Stored entries:
========================
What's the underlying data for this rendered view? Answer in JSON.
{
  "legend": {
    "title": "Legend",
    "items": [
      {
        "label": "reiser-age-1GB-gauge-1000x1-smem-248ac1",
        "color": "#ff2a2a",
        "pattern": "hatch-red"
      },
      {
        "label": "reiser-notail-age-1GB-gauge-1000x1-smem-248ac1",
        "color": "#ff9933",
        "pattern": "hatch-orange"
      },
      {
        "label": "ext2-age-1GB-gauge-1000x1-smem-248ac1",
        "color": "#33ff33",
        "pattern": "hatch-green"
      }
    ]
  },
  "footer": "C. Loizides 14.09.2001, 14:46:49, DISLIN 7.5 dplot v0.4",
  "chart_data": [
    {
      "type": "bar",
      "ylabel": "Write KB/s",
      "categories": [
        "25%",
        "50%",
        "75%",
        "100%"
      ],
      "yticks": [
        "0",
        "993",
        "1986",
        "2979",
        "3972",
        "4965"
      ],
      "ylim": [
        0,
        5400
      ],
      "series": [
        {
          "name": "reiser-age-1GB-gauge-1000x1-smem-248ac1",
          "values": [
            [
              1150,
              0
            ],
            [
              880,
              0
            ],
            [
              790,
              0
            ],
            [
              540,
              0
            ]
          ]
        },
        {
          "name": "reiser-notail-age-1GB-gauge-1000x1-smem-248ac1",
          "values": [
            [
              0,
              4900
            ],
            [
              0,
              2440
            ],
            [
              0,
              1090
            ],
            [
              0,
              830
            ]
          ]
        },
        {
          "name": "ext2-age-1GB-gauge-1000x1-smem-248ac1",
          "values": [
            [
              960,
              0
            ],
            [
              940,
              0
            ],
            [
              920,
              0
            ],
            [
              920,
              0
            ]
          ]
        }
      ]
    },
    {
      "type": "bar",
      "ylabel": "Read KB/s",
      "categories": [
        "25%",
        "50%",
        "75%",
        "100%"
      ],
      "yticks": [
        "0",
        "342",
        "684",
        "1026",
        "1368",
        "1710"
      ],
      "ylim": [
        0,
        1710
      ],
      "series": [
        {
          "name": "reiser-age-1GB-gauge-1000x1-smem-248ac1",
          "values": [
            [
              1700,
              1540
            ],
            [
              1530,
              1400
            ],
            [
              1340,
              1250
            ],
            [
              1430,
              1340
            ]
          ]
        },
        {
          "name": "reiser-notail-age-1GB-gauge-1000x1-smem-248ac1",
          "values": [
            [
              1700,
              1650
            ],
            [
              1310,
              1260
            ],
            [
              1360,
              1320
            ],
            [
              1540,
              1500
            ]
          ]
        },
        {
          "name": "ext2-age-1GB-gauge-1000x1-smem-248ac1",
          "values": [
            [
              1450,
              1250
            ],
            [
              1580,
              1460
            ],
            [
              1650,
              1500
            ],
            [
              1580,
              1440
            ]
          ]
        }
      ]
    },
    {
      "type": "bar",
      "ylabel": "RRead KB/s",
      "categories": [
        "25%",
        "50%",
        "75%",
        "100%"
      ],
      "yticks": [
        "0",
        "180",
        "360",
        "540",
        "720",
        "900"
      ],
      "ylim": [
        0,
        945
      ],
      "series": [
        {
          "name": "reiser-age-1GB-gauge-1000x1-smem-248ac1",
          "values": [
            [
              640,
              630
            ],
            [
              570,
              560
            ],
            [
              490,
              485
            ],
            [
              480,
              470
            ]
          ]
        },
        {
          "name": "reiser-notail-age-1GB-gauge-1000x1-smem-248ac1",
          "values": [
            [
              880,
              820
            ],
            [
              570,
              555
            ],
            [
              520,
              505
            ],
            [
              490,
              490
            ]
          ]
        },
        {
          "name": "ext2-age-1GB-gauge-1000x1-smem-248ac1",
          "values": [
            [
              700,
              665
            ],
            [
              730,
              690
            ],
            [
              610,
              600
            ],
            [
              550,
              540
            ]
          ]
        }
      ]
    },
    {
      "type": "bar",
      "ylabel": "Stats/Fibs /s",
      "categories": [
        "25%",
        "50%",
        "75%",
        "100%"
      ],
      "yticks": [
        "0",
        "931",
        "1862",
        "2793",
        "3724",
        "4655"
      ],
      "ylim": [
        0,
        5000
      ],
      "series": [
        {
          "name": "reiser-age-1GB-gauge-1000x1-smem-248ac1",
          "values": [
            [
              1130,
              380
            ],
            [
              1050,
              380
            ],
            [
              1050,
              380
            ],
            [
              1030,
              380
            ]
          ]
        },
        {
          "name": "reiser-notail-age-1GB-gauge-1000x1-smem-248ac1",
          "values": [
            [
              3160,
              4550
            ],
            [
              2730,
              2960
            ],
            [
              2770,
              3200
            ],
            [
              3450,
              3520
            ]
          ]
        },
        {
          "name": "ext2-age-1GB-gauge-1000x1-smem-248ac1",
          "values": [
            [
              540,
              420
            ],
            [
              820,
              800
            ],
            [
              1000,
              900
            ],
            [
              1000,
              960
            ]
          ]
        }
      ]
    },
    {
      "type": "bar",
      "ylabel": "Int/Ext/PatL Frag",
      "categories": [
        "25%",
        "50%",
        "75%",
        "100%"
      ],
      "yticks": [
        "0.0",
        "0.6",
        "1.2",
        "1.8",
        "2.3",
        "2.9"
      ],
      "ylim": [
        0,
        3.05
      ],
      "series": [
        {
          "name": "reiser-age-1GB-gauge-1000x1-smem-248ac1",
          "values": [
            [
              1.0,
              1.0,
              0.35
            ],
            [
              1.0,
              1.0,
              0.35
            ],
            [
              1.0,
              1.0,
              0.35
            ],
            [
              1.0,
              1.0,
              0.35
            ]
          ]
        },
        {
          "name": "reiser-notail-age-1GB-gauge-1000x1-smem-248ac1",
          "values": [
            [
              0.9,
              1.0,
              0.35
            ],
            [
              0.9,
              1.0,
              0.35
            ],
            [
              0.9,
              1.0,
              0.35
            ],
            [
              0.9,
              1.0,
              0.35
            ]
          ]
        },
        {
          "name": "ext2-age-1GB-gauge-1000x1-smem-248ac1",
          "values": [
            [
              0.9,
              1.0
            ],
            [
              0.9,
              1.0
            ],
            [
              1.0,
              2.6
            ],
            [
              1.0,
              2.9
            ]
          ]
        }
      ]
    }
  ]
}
========================
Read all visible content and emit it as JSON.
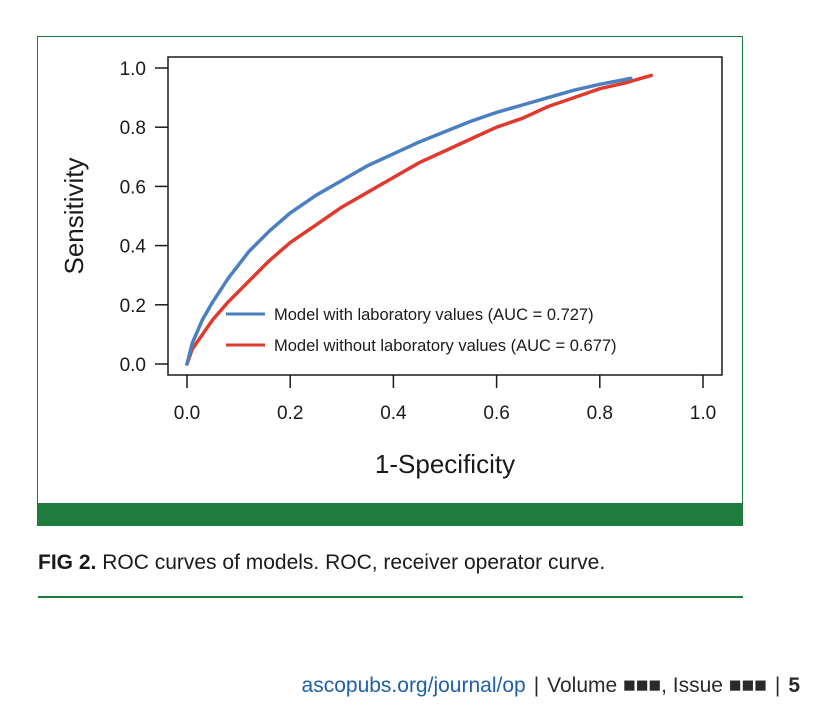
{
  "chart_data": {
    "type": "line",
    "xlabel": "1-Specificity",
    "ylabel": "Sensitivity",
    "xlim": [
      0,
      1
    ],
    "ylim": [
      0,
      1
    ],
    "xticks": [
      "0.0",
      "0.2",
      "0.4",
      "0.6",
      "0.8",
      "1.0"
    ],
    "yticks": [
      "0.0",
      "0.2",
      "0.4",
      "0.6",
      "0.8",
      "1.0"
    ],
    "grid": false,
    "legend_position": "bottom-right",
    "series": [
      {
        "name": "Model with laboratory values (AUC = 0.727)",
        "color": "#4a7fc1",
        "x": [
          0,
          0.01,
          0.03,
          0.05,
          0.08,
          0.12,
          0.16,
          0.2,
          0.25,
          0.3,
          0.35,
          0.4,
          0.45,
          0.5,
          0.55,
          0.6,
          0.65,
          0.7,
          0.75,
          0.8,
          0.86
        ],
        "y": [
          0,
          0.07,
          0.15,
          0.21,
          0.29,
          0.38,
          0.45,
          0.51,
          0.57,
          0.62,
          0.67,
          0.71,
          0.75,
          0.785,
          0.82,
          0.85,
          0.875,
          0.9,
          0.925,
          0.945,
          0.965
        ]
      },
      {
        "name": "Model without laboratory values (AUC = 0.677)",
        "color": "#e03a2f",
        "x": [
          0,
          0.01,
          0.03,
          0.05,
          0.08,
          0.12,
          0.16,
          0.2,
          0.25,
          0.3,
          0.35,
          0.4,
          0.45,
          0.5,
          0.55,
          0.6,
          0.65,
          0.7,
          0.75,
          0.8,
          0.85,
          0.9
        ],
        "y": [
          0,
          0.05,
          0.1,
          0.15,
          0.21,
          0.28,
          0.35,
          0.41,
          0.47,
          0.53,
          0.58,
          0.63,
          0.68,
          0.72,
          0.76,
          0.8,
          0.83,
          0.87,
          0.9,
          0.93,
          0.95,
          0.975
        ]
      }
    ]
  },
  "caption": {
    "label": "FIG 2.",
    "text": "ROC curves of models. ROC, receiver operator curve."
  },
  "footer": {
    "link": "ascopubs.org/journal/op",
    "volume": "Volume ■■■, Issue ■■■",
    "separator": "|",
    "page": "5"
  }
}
========================
WRITTEN REQUEST:
Of all the lines in the material above, how many contain the word "color"? Give only the count.

SOLUTION FOR THIS TASK:
5